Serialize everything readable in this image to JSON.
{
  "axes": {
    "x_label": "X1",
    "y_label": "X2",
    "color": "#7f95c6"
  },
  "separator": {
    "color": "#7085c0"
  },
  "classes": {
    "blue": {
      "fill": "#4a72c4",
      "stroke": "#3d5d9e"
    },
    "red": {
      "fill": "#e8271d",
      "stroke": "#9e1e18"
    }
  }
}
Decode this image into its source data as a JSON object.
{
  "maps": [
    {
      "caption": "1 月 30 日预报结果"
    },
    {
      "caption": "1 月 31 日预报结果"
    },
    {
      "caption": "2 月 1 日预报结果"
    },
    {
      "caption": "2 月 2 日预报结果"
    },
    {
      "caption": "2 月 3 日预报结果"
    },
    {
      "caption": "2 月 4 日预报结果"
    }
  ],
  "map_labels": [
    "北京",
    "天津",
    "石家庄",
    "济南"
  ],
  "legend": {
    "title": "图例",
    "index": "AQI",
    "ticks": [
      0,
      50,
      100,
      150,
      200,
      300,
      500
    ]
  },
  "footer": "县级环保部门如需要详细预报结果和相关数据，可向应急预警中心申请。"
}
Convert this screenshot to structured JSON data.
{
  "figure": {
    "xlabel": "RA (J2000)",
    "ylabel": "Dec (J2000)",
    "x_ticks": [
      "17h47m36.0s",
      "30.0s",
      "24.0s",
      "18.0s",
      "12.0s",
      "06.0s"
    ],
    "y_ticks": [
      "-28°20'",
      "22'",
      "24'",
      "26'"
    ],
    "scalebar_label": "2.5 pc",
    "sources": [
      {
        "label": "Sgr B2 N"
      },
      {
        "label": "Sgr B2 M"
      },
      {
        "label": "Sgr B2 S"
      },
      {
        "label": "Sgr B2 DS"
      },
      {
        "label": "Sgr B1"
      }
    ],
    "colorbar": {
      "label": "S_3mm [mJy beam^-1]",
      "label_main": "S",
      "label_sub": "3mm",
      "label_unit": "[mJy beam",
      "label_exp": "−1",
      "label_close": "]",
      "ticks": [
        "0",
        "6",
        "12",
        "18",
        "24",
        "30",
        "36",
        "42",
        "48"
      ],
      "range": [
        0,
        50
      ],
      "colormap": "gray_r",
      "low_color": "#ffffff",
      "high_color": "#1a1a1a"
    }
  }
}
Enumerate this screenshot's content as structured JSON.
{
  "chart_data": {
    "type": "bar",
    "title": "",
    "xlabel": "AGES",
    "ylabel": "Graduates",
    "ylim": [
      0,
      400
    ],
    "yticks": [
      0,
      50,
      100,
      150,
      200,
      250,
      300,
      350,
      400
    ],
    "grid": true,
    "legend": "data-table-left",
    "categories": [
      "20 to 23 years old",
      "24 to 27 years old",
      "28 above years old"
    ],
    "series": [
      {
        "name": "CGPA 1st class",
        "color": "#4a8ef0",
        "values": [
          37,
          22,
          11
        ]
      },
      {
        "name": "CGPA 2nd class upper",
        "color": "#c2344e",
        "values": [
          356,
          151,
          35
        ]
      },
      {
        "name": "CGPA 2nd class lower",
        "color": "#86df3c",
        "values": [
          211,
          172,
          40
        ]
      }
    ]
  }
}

*What is expected*
Scan the data for the word "screenshot" and copy every line where it shows up.

*Answer to this task*
Convert this screenshot to structured JSON data.
Enumerate this screenshot's content as structured JSON.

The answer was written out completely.